▸ WORK REQUIRED
Of all the lines in this data, how many include "chevron"? Respond with the number only.

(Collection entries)

--------

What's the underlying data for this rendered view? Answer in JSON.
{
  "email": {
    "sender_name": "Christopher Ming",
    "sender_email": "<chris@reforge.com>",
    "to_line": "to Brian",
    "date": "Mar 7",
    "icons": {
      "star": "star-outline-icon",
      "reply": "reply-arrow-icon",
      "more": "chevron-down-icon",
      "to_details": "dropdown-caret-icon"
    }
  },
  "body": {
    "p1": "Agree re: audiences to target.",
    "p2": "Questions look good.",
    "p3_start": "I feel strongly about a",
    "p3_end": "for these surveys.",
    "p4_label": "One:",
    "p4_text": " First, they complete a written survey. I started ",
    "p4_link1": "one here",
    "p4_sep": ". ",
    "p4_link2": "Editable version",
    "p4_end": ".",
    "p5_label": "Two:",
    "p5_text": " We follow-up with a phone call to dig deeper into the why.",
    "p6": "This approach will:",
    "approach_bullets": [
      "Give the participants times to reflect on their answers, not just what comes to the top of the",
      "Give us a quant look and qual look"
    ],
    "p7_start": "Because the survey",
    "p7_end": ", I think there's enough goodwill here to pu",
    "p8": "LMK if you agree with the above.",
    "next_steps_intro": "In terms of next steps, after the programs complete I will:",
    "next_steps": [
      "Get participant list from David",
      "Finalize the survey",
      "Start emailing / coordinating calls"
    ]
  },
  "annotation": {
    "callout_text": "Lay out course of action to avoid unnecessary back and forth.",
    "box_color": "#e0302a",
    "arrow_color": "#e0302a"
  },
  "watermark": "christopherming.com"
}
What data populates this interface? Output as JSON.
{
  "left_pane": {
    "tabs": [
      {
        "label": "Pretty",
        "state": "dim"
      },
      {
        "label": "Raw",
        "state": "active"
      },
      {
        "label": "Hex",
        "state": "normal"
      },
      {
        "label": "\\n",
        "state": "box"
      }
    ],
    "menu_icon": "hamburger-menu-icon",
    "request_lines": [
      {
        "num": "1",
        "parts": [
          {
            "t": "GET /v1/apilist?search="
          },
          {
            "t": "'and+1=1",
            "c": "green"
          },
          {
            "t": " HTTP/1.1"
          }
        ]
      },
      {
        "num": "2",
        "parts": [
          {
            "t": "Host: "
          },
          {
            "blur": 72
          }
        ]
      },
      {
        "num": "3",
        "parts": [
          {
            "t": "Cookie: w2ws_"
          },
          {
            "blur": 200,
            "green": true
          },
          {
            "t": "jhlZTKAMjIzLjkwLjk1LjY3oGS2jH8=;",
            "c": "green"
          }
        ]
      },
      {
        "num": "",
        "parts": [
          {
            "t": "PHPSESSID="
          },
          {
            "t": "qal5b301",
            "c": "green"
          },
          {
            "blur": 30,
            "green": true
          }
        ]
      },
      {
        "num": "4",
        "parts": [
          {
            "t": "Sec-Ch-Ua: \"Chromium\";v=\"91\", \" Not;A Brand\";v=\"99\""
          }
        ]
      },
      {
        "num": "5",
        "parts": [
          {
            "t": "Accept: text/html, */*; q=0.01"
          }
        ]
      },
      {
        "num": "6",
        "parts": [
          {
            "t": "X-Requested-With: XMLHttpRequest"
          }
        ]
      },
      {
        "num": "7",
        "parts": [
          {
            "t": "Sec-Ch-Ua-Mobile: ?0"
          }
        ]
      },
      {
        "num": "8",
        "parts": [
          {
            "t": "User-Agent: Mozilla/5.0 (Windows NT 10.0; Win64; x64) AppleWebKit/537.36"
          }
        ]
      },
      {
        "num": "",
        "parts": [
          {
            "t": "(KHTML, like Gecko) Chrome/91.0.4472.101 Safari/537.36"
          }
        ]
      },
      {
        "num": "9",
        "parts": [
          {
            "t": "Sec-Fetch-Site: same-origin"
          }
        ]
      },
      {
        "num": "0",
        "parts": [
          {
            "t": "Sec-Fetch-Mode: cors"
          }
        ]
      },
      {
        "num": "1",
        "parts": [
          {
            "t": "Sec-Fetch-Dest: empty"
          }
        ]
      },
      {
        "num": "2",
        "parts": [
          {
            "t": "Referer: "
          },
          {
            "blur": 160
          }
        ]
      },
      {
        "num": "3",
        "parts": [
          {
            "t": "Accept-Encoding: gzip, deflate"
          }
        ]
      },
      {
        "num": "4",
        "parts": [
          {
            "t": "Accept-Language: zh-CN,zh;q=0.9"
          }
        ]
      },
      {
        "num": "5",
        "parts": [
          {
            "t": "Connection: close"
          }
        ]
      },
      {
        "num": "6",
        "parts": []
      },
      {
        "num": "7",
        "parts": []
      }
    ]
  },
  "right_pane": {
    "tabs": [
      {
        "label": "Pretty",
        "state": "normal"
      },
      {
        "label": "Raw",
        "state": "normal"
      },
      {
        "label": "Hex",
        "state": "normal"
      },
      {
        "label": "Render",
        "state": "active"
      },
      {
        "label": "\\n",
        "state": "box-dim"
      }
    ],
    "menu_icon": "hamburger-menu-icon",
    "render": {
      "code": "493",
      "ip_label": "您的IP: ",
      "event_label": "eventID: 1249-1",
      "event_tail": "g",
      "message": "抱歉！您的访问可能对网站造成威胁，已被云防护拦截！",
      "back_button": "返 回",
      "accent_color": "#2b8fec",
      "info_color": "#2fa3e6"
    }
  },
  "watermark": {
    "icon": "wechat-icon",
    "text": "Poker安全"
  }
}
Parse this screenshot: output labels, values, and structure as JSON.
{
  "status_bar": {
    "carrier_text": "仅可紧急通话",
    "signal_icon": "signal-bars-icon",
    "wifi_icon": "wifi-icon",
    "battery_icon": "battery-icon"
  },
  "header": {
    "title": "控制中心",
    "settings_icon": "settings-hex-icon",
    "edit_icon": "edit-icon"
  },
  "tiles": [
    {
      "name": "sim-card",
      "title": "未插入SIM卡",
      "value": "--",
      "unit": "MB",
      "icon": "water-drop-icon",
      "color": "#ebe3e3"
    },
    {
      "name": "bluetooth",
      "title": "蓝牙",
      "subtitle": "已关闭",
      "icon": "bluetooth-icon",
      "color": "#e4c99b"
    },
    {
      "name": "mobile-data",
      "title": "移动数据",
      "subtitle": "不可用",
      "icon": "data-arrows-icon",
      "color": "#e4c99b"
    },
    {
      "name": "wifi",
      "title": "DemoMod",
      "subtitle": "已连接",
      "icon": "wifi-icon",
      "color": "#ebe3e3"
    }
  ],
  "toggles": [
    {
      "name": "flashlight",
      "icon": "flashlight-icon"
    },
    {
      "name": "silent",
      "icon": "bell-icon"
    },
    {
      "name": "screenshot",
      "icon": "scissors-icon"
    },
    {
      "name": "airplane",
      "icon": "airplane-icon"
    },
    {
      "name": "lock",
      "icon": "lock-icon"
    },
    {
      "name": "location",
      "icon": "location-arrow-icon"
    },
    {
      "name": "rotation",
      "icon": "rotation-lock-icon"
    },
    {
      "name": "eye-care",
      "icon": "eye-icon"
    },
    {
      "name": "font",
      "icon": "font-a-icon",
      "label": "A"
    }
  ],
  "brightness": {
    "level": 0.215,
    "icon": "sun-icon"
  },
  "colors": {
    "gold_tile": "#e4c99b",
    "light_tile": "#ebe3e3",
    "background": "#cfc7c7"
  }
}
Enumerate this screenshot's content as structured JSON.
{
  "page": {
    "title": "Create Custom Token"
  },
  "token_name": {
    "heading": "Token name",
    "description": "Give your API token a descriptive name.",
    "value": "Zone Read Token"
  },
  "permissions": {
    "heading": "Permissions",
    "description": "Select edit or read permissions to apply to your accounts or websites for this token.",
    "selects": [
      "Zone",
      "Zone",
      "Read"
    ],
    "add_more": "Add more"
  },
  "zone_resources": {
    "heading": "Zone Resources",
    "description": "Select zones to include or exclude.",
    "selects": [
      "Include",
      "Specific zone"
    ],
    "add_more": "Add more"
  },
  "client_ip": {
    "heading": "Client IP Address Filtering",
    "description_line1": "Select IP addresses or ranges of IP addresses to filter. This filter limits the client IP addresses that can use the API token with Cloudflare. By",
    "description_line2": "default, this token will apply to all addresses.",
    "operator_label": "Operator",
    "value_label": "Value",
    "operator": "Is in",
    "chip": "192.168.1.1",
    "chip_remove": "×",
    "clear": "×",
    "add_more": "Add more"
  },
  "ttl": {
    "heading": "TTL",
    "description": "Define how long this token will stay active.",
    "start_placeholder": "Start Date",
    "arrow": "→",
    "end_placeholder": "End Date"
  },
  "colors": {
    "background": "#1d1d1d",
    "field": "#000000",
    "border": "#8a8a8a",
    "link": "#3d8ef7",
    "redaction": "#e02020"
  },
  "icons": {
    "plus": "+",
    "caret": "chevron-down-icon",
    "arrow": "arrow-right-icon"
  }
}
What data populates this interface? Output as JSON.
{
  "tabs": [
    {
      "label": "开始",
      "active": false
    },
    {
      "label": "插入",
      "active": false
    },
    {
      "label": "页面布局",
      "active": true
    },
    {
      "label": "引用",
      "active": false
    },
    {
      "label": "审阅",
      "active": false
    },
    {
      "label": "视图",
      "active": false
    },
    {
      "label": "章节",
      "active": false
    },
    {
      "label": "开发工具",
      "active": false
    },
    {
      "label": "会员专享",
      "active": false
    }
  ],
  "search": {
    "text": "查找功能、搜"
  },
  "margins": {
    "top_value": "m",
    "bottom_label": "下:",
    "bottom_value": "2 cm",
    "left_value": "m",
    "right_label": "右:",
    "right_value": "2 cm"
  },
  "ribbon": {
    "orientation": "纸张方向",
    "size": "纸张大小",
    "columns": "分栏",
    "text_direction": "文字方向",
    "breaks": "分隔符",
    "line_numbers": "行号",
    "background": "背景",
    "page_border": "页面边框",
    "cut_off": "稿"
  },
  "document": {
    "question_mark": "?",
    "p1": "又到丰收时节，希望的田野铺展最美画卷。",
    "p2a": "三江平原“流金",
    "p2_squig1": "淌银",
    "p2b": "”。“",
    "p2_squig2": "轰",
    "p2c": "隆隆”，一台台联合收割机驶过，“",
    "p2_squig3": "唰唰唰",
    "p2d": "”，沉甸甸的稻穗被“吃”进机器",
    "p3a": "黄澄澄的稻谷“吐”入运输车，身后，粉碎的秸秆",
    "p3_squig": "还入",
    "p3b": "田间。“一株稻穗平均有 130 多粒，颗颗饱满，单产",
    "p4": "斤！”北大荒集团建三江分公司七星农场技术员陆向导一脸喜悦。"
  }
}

--------

▸ SOLUTION
2